Problem → Repeat exactly the lines that run from the one containing "OCR this image." to the end of the data, and leave out all others.

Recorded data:

——————————

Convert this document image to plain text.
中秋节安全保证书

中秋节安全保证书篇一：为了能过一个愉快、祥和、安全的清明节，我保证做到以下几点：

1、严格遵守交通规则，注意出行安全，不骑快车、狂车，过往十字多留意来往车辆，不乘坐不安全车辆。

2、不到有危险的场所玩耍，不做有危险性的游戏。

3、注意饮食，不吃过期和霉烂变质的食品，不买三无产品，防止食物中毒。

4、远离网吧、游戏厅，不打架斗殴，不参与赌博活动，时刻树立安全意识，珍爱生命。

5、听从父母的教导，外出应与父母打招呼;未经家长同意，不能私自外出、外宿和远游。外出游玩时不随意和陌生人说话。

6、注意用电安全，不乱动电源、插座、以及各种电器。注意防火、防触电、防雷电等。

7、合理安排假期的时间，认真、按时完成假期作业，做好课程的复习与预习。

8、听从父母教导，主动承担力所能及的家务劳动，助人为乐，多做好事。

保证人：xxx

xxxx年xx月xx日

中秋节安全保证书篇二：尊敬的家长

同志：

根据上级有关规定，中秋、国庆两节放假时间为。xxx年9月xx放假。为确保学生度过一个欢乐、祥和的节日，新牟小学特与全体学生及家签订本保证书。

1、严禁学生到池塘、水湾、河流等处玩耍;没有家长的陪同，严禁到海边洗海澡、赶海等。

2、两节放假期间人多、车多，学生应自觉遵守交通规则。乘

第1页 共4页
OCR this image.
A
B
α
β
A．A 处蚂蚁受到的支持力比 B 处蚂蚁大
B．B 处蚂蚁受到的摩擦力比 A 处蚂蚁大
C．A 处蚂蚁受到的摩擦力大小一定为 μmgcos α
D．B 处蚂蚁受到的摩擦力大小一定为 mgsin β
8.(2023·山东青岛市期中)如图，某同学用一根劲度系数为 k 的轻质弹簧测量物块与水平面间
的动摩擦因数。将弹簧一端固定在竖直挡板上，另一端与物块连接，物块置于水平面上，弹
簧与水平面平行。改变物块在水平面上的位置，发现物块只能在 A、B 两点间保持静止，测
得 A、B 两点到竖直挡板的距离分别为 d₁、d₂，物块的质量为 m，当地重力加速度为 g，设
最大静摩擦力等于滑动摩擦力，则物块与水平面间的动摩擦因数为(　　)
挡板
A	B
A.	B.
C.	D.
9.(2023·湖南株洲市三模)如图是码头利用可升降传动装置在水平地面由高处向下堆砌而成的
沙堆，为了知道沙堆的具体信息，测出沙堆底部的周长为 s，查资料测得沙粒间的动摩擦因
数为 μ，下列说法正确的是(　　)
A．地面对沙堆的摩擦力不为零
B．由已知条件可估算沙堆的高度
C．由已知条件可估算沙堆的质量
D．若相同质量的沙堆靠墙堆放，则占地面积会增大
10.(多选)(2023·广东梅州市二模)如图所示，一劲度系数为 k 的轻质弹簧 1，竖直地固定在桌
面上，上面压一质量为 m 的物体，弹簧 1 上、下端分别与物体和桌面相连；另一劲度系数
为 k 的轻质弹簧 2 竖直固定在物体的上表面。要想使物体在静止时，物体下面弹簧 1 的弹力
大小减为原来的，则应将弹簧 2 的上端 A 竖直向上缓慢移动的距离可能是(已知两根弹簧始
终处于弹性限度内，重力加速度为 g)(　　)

——————————

Finished exercise →
OCR this image.
A
B
α
β
A．A 处蚂蚁受到的支持力比 B 处蚂蚁大
B．B 处蚂蚁受到的摩擦力比 A 处蚂蚁大
C．A 处蚂蚁受到的摩擦力大小一定为 μmgcos α
D．B 处蚂蚁受到的摩擦力大小一定为 mgsin β
8.(2023·山东青岛市期中)如图，某同学用一根劲度系数为 k 的轻质弹簧测量物块与水平面间
的动摩擦因数。将弹簧一端固定在竖直挡板上，另一端与物块连接，物块置于水平面上，弹
簧与水平面平行。改变物块在水平面上的位置，发现物块只能在 A、B 两点间保持静止，测
得 A、B 两点到竖直挡板的距离分别为 d₁、d₂，物块的质量为 m，当地重力加速度为 g，设
最大静摩擦力等于滑动摩擦力，则物块与水平面间的动摩擦因数为(　　)
挡板
A	B
A.	B.
C.	D.
9.(2023·湖南株洲市三模)如图是码头利用可升降传动装置在水平地面由高处向下堆砌而成的
沙堆，为了知道沙堆的具体信息，测出沙堆底部的周长为 s，查资料测得沙粒间的动摩擦因
数为 μ，下列说法正确的是(　　)
A．地面对沙堆的摩擦力不为零
B．由已知条件可估算沙堆的高度
C．由已知条件可估算沙堆的质量
D．若相同质量的沙堆靠墙堆放，则占地面积会增大
10.(多选)(2023·广东梅州市二模)如图所示，一劲度系数为 k 的轻质弹簧 1，竖直地固定在桌
面上，上面压一质量为 m 的物体，弹簧 1 上、下端分别与物体和桌面相连；另一劲度系数
为 k 的轻质弹簧 2 竖直固定在物体的上表面。要想使物体在静止时，物体下面弹簧 1 的弹力
大小减为原来的，则应将弹簧 2 的上端 A 竖直向上缓慢移动的距离可能是(已知两根弹簧始
终处于弹性限度内，重力加速度为 g)(　　)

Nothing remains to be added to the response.